MATERIAL SHOWN
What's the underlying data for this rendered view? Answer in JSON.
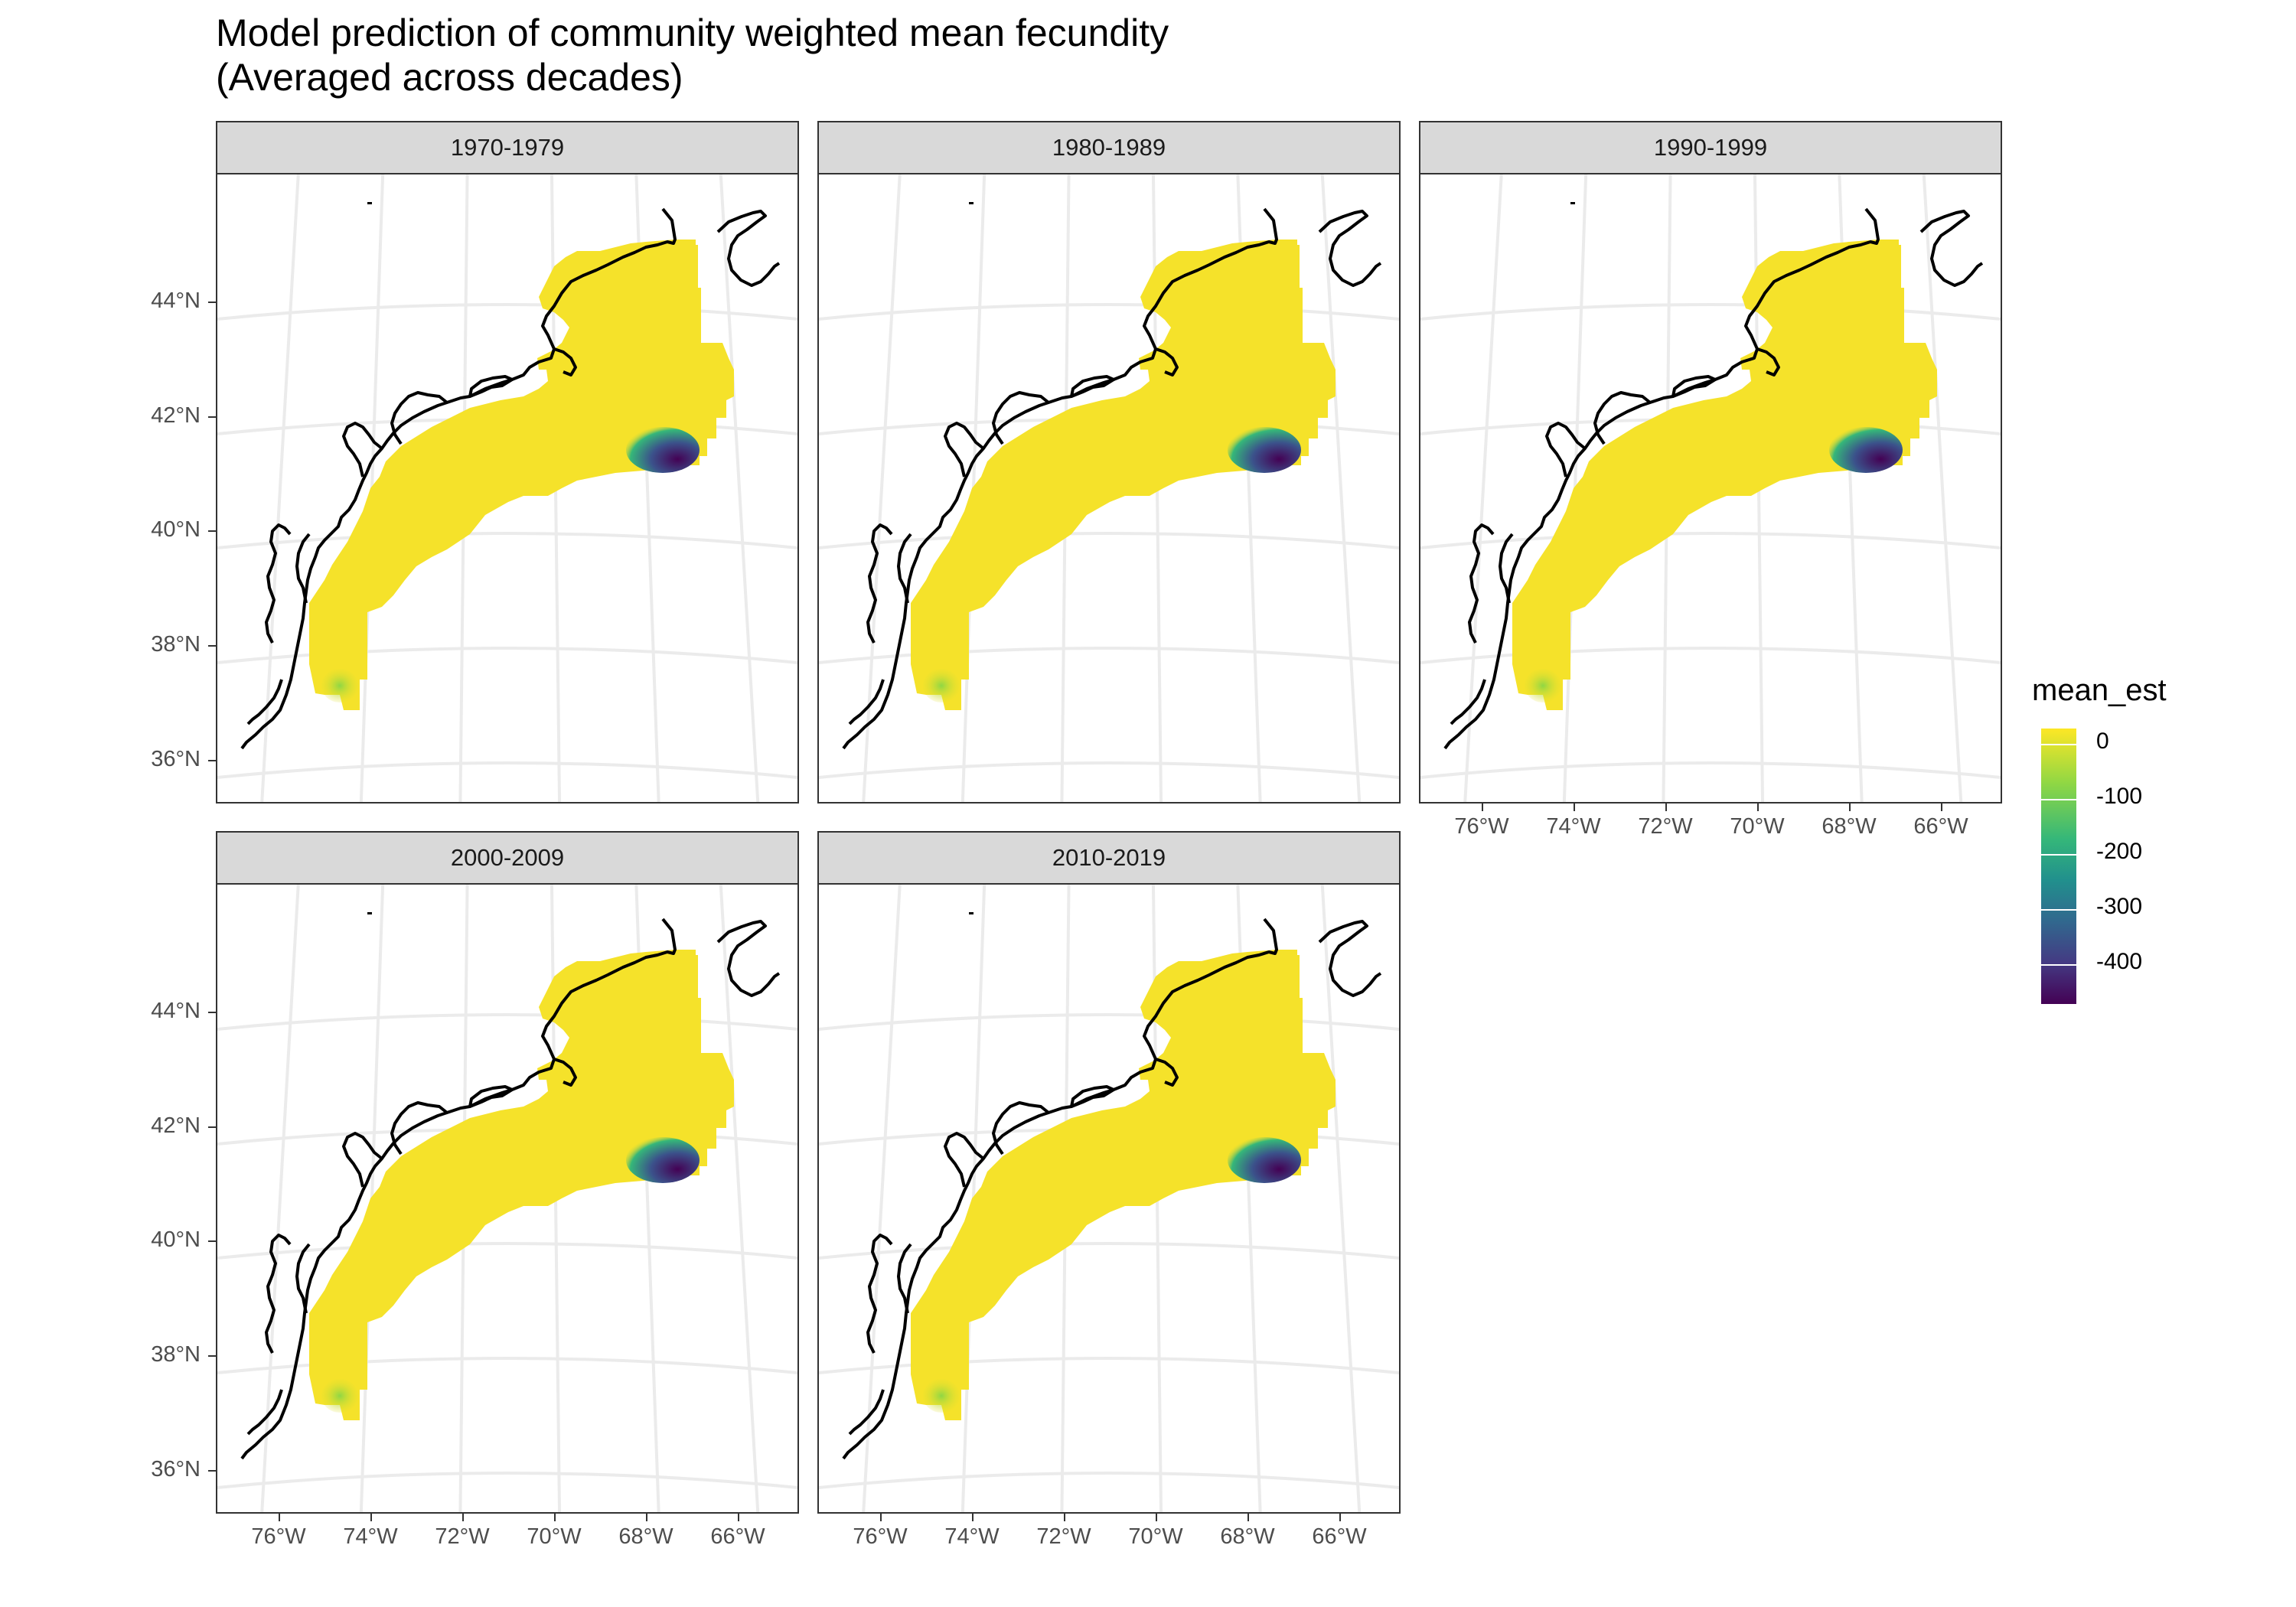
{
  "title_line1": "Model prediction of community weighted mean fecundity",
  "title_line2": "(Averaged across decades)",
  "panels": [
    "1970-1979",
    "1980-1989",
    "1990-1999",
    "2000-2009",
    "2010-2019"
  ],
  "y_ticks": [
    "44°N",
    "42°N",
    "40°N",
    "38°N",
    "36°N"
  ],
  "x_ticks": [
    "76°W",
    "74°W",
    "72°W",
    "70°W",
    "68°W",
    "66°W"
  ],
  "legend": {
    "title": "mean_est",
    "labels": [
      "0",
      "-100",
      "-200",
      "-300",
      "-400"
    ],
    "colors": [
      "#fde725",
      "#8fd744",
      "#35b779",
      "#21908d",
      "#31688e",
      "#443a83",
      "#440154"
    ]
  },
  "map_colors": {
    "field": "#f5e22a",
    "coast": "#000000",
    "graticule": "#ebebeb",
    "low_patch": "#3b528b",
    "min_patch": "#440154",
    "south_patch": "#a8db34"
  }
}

GIVEN PROBLEM
Leave out the pictures and return every record word for word.

WORKED SOLUTION
What's the underlying data for this rendered view? Answer in JSON.
{
  "title_line1": "Model prediction of community weighted mean fecundity",
  "title_line2": "(Averaged across decades)",
  "panels": [
    "1970-1979",
    "1980-1989",
    "1990-1999",
    "2000-2009",
    "2010-2019"
  ],
  "y_ticks": [
    "44°N",
    "42°N",
    "40°N",
    "38°N",
    "36°N"
  ],
  "x_ticks": [
    "76°W",
    "74°W",
    "72°W",
    "70°W",
    "68°W",
    "66°W"
  ],
  "legend": {
    "title": "mean_est",
    "labels": [
      "0",
      "-100",
      "-200",
      "-300",
      "-400"
    ],
    "colors": [
      "#fde725",
      "#8fd744",
      "#35b779",
      "#21908d",
      "#31688e",
      "#443a83",
      "#440154"
    ]
  },
  "map_colors": {
    "field": "#f5e22a",
    "coast": "#000000",
    "graticule": "#ebebeb",
    "low_patch": "#3b528b",
    "min_patch": "#440154",
    "south_patch": "#a8db34"
  }
}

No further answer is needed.